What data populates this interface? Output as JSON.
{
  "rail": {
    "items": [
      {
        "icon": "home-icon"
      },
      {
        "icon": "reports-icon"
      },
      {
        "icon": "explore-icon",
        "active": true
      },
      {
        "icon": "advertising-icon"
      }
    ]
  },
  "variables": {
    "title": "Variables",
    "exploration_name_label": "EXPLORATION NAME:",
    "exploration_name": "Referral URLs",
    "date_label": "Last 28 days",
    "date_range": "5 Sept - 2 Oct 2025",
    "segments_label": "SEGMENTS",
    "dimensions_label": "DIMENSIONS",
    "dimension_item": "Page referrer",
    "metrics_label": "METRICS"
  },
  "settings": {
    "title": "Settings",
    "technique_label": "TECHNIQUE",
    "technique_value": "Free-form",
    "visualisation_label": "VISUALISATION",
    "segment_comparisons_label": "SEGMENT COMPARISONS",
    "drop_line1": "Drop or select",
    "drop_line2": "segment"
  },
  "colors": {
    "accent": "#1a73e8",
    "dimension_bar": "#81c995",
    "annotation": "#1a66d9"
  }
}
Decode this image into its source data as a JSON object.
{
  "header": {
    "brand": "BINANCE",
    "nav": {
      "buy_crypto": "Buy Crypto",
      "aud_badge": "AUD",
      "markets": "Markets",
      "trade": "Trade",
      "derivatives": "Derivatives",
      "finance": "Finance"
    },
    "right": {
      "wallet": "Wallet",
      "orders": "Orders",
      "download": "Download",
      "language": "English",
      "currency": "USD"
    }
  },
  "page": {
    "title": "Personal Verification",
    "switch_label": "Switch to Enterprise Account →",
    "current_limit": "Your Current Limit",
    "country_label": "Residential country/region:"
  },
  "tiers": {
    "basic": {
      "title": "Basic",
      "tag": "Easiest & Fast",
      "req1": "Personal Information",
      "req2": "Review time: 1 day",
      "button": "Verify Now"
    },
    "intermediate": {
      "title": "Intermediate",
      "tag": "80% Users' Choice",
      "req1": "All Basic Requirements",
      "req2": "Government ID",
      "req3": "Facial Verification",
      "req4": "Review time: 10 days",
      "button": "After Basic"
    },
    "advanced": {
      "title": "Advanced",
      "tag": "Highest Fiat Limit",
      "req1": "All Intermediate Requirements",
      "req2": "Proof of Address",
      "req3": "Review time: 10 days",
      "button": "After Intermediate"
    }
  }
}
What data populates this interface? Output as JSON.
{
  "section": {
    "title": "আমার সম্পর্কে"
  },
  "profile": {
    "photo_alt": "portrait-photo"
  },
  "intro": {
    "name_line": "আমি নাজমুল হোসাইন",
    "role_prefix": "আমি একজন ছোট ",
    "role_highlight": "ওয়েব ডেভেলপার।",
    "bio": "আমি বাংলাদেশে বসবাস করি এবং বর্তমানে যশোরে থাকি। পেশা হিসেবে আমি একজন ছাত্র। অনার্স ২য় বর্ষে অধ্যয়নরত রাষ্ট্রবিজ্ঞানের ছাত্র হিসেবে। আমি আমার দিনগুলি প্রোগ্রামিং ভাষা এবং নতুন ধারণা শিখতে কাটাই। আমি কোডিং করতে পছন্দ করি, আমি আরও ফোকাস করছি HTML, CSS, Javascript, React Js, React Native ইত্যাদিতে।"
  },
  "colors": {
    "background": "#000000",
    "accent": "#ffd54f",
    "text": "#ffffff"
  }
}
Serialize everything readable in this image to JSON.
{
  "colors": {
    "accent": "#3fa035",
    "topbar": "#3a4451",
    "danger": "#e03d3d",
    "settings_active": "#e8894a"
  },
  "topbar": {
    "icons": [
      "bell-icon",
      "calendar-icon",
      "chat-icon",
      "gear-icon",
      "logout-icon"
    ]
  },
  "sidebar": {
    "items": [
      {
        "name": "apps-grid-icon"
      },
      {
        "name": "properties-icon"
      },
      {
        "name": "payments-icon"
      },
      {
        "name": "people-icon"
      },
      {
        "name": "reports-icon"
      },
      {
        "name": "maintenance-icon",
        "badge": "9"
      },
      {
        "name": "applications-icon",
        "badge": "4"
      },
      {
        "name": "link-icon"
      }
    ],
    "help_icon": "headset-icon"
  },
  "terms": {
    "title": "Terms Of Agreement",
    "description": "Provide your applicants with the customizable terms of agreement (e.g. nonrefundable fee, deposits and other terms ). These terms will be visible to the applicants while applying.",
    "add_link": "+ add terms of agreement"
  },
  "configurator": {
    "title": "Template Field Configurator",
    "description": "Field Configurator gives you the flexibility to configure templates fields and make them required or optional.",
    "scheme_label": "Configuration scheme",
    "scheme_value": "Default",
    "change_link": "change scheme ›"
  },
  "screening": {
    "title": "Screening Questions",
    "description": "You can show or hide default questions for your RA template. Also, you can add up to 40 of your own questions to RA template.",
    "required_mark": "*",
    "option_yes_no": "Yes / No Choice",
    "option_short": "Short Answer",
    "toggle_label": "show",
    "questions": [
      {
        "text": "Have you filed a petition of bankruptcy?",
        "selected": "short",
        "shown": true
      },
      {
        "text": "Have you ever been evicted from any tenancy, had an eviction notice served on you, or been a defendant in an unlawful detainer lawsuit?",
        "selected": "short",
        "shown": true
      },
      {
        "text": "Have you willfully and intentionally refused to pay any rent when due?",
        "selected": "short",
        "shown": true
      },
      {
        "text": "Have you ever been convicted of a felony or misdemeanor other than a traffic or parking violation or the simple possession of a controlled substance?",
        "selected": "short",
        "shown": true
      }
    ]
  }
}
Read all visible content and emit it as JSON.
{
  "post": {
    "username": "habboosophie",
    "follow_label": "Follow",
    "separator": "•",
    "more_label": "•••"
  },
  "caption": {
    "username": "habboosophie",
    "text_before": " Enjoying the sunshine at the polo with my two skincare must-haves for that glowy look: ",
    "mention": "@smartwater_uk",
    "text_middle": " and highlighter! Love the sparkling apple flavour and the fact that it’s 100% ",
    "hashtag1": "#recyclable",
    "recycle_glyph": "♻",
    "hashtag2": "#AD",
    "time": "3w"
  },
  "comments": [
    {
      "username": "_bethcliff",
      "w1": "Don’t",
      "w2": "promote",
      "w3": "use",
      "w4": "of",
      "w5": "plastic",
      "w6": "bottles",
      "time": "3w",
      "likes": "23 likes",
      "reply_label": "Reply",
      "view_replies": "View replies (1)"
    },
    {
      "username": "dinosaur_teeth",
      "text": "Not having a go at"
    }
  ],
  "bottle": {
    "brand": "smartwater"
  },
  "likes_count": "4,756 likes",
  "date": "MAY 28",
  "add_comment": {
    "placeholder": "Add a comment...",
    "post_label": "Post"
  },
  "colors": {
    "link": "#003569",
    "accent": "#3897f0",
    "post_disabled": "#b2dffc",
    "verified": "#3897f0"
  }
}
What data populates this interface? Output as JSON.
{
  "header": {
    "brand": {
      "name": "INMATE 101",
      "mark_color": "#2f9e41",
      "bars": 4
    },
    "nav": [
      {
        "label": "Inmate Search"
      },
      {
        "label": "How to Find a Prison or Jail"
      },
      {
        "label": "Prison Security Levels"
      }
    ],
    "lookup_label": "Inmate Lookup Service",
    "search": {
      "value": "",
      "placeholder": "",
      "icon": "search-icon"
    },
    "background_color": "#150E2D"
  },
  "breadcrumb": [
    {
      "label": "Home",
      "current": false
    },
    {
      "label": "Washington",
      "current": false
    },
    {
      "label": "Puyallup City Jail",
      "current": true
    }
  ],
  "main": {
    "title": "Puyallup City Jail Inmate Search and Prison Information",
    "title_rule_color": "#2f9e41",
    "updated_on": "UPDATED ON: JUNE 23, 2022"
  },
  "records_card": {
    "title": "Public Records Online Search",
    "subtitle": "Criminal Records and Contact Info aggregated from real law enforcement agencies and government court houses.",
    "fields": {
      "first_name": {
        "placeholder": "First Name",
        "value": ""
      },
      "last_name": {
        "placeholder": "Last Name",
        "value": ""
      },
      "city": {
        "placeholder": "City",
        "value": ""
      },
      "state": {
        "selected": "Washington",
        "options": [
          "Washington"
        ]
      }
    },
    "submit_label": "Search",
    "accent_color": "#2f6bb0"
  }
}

_ _ _

» **DIRECTIONS FOR THIS TASK**: Tally the lines of the data that contain the string "button" and report the total alone.

» **THE RESPONSE**: 3